START DATA SECTION

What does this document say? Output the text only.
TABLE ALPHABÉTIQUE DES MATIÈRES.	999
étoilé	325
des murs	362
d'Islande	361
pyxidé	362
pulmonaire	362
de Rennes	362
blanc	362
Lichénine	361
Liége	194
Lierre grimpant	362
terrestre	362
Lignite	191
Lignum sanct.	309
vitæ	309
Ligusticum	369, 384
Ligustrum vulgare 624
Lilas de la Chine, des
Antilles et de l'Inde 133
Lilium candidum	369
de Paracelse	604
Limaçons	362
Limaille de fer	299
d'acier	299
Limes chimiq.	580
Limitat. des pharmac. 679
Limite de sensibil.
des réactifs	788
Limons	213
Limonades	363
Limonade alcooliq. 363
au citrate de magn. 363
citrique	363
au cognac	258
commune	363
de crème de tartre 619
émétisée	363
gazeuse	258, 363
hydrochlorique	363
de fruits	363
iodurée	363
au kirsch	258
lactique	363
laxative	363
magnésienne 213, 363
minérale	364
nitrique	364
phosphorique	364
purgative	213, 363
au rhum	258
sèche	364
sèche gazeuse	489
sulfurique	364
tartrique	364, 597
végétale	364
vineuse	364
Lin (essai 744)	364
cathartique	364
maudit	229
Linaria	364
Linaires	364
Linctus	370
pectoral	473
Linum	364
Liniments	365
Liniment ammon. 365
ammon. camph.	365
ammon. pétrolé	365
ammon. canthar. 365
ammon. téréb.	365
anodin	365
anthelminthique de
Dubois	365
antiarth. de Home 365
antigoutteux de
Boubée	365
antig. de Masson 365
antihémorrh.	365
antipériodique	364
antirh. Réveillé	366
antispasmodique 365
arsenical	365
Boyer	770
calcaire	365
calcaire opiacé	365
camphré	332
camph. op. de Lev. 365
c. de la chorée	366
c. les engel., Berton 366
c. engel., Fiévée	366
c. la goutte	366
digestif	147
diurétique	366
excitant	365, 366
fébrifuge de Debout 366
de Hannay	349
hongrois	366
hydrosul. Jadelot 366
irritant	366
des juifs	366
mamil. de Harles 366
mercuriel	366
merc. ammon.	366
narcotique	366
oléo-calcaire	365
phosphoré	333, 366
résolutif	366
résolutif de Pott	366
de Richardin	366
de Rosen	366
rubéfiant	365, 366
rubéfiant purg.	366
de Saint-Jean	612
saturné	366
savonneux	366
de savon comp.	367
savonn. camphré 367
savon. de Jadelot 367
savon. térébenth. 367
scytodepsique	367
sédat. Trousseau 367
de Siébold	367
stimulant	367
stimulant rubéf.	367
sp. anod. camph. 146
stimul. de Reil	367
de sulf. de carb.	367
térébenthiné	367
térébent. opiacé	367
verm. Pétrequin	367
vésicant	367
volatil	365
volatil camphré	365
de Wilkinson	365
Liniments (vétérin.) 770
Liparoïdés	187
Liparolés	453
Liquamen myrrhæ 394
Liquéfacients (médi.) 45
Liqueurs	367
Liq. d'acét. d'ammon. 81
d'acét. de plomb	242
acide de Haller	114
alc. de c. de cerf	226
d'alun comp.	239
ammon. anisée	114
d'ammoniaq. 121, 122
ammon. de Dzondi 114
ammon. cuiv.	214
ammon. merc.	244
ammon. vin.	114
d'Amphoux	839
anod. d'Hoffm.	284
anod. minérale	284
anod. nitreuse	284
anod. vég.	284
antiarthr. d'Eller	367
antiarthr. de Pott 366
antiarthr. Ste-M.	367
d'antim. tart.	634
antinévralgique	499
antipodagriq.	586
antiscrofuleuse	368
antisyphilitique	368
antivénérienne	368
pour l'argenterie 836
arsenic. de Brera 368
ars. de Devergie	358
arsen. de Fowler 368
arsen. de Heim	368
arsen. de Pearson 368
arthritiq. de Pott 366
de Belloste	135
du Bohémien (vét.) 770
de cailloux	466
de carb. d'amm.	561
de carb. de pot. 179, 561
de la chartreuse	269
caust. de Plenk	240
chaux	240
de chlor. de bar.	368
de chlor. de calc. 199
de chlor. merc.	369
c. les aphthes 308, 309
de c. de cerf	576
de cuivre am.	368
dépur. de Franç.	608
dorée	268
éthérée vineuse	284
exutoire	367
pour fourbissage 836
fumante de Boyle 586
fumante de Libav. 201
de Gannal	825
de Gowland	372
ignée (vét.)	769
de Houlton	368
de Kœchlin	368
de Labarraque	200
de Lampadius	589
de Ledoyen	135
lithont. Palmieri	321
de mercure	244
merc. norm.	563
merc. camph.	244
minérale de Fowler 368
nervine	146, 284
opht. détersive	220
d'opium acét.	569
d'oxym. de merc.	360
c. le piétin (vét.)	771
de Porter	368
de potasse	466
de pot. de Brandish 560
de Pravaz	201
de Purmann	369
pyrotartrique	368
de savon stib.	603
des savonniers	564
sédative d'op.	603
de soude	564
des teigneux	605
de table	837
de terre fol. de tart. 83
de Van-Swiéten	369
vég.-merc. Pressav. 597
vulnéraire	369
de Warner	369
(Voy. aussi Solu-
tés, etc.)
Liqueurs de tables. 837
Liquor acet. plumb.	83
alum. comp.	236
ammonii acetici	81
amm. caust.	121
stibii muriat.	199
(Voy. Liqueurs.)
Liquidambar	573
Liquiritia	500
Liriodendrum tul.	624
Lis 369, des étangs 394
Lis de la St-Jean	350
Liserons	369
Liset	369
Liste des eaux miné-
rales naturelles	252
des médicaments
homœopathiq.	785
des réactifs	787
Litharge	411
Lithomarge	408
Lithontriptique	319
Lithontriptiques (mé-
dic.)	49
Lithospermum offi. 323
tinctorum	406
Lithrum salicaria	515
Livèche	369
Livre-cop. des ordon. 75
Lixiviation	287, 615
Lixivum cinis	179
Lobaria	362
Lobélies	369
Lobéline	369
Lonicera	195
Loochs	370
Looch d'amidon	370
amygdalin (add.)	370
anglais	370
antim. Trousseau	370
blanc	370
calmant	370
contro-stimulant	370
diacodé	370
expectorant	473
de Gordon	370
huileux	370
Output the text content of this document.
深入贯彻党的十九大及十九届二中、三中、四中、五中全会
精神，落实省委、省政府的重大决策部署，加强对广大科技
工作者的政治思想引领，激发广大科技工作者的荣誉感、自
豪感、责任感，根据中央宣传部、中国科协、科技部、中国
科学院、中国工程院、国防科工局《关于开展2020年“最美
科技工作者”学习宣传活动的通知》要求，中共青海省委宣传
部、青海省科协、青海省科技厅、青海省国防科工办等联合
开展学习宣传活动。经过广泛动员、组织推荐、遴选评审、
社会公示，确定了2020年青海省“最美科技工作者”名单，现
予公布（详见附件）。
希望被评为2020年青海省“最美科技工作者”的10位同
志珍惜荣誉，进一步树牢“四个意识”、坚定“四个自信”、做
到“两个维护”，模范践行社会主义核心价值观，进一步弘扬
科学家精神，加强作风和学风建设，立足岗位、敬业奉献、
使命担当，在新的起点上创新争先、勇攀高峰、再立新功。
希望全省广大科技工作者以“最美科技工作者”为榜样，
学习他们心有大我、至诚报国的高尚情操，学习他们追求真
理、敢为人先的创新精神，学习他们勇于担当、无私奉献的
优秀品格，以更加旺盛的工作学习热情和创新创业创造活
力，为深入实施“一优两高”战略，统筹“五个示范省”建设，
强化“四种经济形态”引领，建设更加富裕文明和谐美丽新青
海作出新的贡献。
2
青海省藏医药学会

END DATA SECTION

#### EXERCISE DESCRIPTION
Whenever "minérale" turns up in a line, pick that line out.

#### RESULT OF THE TASK
minérale	364
anod. minérale	284
minérale de Fowler 368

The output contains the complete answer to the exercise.